-- What this task involves --
Copy every line in which the string "otworów" occurs.

-- Information shown --
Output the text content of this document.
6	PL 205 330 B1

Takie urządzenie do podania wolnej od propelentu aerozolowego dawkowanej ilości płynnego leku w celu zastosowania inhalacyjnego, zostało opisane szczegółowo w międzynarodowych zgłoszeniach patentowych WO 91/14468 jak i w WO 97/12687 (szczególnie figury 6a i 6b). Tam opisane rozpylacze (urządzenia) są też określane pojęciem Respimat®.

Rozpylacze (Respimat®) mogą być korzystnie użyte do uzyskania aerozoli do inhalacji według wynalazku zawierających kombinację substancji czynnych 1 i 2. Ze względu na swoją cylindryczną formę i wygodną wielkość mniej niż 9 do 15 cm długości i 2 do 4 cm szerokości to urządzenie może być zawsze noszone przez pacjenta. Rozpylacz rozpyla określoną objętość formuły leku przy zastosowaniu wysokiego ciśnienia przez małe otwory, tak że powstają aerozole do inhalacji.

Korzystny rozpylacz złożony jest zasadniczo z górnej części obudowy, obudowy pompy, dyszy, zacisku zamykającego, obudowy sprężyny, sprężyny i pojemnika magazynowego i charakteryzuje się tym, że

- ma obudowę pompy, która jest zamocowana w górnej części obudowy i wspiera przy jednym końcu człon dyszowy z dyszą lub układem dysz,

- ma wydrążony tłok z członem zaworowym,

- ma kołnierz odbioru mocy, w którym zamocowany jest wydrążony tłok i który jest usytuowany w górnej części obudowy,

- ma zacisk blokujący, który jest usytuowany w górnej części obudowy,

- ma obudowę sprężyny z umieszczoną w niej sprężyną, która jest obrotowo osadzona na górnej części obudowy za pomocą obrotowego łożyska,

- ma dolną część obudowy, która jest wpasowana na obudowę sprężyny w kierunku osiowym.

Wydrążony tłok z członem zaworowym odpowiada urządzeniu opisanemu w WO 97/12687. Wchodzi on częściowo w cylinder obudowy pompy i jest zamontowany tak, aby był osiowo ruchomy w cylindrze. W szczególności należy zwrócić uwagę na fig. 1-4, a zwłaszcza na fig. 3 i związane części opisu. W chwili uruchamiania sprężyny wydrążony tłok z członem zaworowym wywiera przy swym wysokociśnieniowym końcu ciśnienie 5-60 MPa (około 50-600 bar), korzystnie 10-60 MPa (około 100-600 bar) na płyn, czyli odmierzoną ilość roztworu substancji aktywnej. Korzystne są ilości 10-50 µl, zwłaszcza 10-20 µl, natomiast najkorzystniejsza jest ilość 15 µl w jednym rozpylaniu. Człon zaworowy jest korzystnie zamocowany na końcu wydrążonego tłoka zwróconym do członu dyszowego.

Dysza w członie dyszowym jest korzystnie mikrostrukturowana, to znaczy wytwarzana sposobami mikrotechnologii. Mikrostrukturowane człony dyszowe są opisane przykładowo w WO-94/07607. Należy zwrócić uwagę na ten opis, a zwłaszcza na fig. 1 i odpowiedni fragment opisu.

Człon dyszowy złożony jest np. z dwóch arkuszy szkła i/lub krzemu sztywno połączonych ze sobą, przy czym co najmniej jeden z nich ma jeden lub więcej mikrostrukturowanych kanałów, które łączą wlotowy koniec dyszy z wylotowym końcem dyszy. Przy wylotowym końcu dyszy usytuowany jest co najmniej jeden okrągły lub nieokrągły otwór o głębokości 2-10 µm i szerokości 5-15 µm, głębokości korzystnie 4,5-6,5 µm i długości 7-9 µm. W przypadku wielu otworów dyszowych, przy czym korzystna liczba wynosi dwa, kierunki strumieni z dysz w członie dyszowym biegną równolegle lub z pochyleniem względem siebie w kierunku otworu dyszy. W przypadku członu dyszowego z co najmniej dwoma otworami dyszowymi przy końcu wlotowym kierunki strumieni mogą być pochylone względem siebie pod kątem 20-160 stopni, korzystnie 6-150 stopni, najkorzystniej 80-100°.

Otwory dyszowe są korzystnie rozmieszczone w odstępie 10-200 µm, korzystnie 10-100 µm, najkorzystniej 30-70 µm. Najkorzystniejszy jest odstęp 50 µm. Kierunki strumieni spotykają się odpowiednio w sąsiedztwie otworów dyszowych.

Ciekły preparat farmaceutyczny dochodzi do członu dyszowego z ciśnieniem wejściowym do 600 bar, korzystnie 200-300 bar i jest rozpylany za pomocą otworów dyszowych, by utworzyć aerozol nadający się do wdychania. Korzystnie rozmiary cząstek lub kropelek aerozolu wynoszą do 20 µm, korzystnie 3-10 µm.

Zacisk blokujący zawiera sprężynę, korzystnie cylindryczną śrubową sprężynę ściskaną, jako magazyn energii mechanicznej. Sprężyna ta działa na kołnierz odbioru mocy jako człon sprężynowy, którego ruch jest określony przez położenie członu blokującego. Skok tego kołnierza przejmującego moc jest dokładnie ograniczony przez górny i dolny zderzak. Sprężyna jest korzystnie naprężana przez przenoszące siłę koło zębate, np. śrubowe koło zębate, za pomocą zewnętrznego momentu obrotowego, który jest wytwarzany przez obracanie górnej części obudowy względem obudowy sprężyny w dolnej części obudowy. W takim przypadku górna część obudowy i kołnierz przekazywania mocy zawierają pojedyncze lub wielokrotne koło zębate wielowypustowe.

-- Response below --
Człon dyszowy złożony jest np. z dwóch arkuszy szkła i/lub krzemu sztywno połączonych ze sobą, przy czym co najmniej jeden z nich ma jeden lub więcej mikrostrukturowanych kanałów, które łączą wlotowy koniec dyszy z wylotowym końcem dyszy. Przy wylotowym końcu dyszy usytuowany jest co najmniej jeden okrągły lub nieokrągły otwór o głębokości 2-10 µm i szerokości 5-15 µm, głębokości korzystnie 4,5-6,5 µm i długości 7-9 µm. W przypadku wielu otworów dyszowych, przy czym korzystna liczba wynosi dwa, kierunki strumieni z dysz w członie dyszowym biegną równolegle lub z pochyleniem względem siebie w kierunku otworu dyszy. W przypadku członu dyszowego z co najmniej dwoma otworami dyszowymi przy końcu wlotowym kierunki strumieni mogą być pochylone względem siebie pod kątem 20-160 stopni, korzystnie 6-150 stopni, najkorzystniej 80-100°.
Otwory dyszowe są korzystnie rozmieszczone w odstępie 10-200 µm, korzystnie 10-100 µm, najkorzystniej 30-70 µm. Najkorzystniejszy jest odstęp 50 µm. Kierunki strumieni spotykają się odpowiednio w sąsiedztwie otworów dyszowych.
Ciekły preparat farmaceutyczny dochodzi do członu dyszowego z ciśnieniem wejściowym do 600 bar, korzystnie 200-300 bar i jest rozpylany za pomocą otworów dyszowych, by utworzyć aerozol nadający się do wdychania. Korzystnie rozmiary cząstek lub kropelek aerozolu wynoszą do 20 µm, korzystnie 3-10 µm.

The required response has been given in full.